§ **What is needed**
Write the listing out again, all of it, word for word.

§ **Available records**
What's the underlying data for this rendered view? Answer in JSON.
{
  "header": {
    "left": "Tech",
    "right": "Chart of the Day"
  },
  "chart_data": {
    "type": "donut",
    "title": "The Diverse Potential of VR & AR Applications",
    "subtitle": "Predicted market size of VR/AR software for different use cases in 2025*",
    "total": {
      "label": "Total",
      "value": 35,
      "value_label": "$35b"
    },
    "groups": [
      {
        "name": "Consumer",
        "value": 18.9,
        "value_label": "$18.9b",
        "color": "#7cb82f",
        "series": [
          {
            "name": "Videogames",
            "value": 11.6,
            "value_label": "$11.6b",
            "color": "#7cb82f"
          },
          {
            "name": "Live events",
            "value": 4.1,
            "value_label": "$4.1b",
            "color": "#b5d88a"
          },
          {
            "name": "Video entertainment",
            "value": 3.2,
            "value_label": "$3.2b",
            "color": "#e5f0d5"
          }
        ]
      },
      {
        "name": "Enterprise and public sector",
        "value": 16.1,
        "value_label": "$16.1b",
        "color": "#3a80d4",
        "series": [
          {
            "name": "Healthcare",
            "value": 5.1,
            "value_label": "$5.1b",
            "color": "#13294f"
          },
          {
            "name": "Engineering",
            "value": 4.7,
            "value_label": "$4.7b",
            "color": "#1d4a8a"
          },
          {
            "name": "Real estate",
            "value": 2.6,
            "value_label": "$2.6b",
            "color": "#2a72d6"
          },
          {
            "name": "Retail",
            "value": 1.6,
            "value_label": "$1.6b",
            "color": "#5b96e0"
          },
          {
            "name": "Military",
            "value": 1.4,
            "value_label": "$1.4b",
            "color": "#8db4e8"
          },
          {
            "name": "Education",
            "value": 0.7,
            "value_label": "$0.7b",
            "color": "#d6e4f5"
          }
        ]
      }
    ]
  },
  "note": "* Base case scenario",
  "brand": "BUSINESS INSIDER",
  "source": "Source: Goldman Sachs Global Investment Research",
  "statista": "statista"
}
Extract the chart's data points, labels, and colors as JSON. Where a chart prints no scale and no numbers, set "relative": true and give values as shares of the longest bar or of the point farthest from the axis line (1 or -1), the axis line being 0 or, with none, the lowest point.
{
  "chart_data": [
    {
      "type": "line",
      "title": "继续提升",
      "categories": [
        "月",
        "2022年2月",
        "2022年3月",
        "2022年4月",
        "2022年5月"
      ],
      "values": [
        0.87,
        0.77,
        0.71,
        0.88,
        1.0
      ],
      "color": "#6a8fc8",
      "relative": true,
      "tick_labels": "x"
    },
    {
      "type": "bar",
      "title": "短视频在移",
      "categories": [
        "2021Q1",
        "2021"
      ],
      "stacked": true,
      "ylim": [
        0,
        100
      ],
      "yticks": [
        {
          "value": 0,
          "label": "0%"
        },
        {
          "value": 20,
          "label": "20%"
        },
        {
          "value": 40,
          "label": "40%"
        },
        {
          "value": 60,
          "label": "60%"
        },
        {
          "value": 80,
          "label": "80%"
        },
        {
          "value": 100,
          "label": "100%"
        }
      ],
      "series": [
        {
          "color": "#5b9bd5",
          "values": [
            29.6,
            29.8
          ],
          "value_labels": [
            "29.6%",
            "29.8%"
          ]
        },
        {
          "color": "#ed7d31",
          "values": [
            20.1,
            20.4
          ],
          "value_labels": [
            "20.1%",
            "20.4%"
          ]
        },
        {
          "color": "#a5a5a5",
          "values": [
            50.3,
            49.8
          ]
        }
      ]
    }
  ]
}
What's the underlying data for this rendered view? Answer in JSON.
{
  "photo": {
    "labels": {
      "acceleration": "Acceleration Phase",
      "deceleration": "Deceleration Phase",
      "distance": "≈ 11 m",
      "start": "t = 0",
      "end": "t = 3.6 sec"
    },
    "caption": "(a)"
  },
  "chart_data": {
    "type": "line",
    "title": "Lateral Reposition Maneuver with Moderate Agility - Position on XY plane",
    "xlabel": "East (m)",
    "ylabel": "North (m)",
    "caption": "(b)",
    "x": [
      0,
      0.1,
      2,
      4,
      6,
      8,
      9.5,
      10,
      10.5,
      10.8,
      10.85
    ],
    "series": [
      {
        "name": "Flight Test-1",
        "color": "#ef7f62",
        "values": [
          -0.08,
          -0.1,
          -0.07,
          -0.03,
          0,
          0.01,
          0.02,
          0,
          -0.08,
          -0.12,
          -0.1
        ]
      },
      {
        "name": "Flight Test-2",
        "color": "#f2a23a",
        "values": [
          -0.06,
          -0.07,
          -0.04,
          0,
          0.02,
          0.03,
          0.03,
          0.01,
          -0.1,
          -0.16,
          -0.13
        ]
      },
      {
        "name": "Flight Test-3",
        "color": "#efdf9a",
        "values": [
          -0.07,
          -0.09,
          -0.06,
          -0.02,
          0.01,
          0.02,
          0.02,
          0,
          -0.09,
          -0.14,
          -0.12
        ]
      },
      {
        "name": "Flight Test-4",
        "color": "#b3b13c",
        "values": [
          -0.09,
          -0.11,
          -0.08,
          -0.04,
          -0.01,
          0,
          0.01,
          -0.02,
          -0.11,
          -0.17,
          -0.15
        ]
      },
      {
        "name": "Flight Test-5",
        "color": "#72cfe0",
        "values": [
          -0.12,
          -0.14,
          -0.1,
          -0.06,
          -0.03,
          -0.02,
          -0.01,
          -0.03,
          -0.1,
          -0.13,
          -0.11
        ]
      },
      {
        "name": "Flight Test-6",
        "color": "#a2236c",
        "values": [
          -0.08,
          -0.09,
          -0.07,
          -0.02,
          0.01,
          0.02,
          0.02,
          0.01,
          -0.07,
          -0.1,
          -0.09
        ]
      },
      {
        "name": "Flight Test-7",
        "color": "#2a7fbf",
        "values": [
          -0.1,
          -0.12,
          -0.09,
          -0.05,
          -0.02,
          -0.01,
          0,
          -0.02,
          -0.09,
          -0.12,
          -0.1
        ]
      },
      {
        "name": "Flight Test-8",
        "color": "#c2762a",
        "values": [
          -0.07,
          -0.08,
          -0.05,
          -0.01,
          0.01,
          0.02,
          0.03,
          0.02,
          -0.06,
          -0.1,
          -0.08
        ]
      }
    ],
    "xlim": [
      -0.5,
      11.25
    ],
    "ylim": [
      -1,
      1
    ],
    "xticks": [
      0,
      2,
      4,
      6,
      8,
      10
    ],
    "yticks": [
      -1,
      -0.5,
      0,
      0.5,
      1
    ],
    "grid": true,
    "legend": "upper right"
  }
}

§ **Expected output**
What's the underlying data for this rendered view? Answer in JSON.
{
  "header": {
    "left": "Tech",
    "right": "Chart of the Day"
  },
  "chart_data": {
    "type": "donut",
    "title": "The Diverse Potential of VR & AR Applications",
    "subtitle": "Predicted market size of VR/AR software for different use cases in 2025*",
    "total": {
      "label": "Total",
      "value": 35,
      "value_label": "$35b"
    },
    "groups": [
      {
        "name": "Consumer",
        "value": 18.9,
        "value_label": "$18.9b",
        "color": "#7cb82f",
        "series": [
          {
            "name": "Videogames",
            "value": 11.6,
            "value_label": "$11.6b",
            "color": "#7cb82f"
          },
          {
            "name": "Live events",
            "value": 4.1,
            "value_label": "$4.1b",
            "color": "#b5d88a"
          },
          {
            "name": "Video entertainment",
            "value": 3.2,
            "value_label": "$3.2b",
            "color": "#e5f0d5"
          }
        ]
      },
      {
        "name": "Enterprise and public sector",
        "value": 16.1,
        "value_label": "$16.1b",
        "color": "#3a80d4",
        "series": [
          {
            "name": "Healthcare",
            "value": 5.1,
            "value_label": "$5.1b",
            "color": "#13294f"
          },
          {
            "name": "Engineering",
            "value": 4.7,
            "value_label": "$4.7b",
            "color": "#1d4a8a"
          },
          {
            "name": "Real estate",
            "value": 2.6,
            "value_label": "$2.6b",
            "color": "#2a72d6"
          },
          {
            "name": "Retail",
            "value": 1.6,
            "value_label": "$1.6b",
            "color": "#5b96e0"
          },
          {
            "name": "Military",
            "value": 1.4,
            "value_label": "$1.4b",
            "color": "#8db4e8"
          },
          {
            "name": "Education",
            "value": 0.7,
            "value_label": "$0.7b",
            "color": "#d6e4f5"
          }
        ]
      }
    ]
  },
  "note": "* Base case scenario",
  "brand": "BUSINESS INSIDER",
  "source": "Source: Goldman Sachs Global Investment Research",
  "statista": "statista"
}
Extract the chart's data points, labels, and colors as JSON. Where a chart prints no scale and no numbers, set "relative": true and give values as shares of the longest bar or of the point farthest from the axis line (1 or -1), the axis line being 0 or, with none, the lowest point.
{
  "chart_data": [
    {
      "type": "line",
      "title": "继续提升",
      "categories": [
        "月",
        "2022年2月",
        "2022年3月",
        "2022年4月",
        "2022年5月"
      ],
      "values": [
        0.87,
        0.77,
        0.71,
        0.88,
        1.0
      ],
      "color": "#6a8fc8",
      "relative": true,
      "tick_labels": "x"
    },
    {
      "type": "bar",
      "title": "短视频在移",
      "categories": [
        "2021Q1",
        "2021"
      ],
      "stacked": true,
      "ylim": [
        0,
        100
      ],
      "yticks": [
        {
          "value": 0,
          "label": "0%"
        },
        {
          "value": 20,
          "label": "20%"
        },
        {
          "value": 40,
          "label": "40%"
        },
        {
          "value": 60,
          "label": "60%"
        },
        {
          "value": 80,
          "label": "80%"
        },
        {
          "value": 100,
          "label": "100%"
        }
      ],
      "series": [
        {
          "color": "#5b9bd5",
          "values": [
            29.6,
            29.8
          ],
          "value_labels": [
            "29.6%",
            "29.8%"
          ]
        },
        {
          "color": "#ed7d31",
          "values": [
            20.1,
            20.4
          ],
          "value_labels": [
            "20.1%",
            "20.4%"
          ]
        },
        {
          "color": "#a5a5a5",
          "values": [
            50.3,
            49.8
          ]
        }
      ]
    }
  ]
}
What's the underlying data for this rendered view? Answer in JSON.
{
  "photo": {
    "labels": {
      "acceleration": "Acceleration Phase",
      "deceleration": "Deceleration Phase",
      "distance": "≈ 11 m",
      "start": "t = 0",
      "end": "t = 3.6 sec"
    },
    "caption": "(a)"
  },
  "chart_data": {
    "type": "line",
    "title": "Lateral Reposition Maneuver with Moderate Agility - Position on XY plane",
    "xlabel": "East (m)",
    "ylabel": "North (m)",
    "caption": "(b)",
    "x": [
      0,
      0.1,
      2,
      4,
      6,
      8,
      9.5,
      10,
      10.5,
      10.8,
      10.85
    ],
    "series": [
      {
        "name": "Flight Test-1",
        "color": "#ef7f62",
        "values": [
          -0.08,
          -0.1,
          -0.07,
          -0.03,
          0,
          0.01,
          0.02,
          0,
          -0.08,
          -0.12,
          -0.1
        ]
      },
      {
        "name": "Flight Test-2",
        "color": "#f2a23a",
        "values": [
          -0.06,
          -0.07,
          -0.04,
          0,
          0.02,
          0.03,
          0.03,
          0.01,
          -0.1,
          -0.16,
          -0.13
        ]
      },
      {
        "name": "Flight Test-3",
        "color": "#efdf9a",
        "values": [
          -0.07,
          -0.09,
          -0.06,
          -0.02,
          0.01,
          0.02,
          0.02,
          0,
          -0.09,
          -0.14,
          -0.12
        ]
      },
      {
        "name": "Flight Test-4",
        "color": "#b3b13c",
        "values": [
          -0.09,
          -0.11,
          -0.08,
          -0.04,
          -0.01,
          0,
          0.01,
          -0.02,
          -0.11,
          -0.17,
          -0.15
        ]
      },
      {
        "name": "Flight Test-5",
        "color": "#72cfe0",
        "values": [
          -0.12,
          -0.14,
          -0.1,
          -0.06,
          -0.03,
          -0.02,
          -0.01,
          -0.03,
          -0.1,
          -0.13,
          -0.11
        ]
      },
      {
        "name": "Flight Test-6",
        "color": "#a2236c",
        "values": [
          -0.08,
          -0.09,
          -0.07,
          -0.02,
          0.01,
          0.02,
          0.02,
          0.01,
          -0.07,
          -0.1,
          -0.09
        ]
      },
      {
        "name": "Flight Test-7",
        "color": "#2a7fbf",
        "values": [
          -0.1,
          -0.12,
          -0.09,
          -0.05,
          -0.02,
          -0.01,
          0,
          -0.02,
          -0.09,
          -0.12,
          -0.1
        ]
      },
      {
        "name": "Flight Test-8",
        "color": "#c2762a",
        "values": [
          -0.07,
          -0.08,
          -0.05,
          -0.01,
          0.01,
          0.02,
          0.03,
          0.02,
          -0.06,
          -0.1,
          -0.08
        ]
      }
    ],
    "xlim": [
      -0.5,
      11.25
    ],
    "ylim": [
      -1,
      1
    ],
    "xticks": [
      0,
      2,
      4,
      6,
      8,
      10
    ],
    "yticks": [
      -1,
      -0.5,
      0,
      0.5,
      1
    ],
    "grid": true,
    "legend": "upper right"
  }
}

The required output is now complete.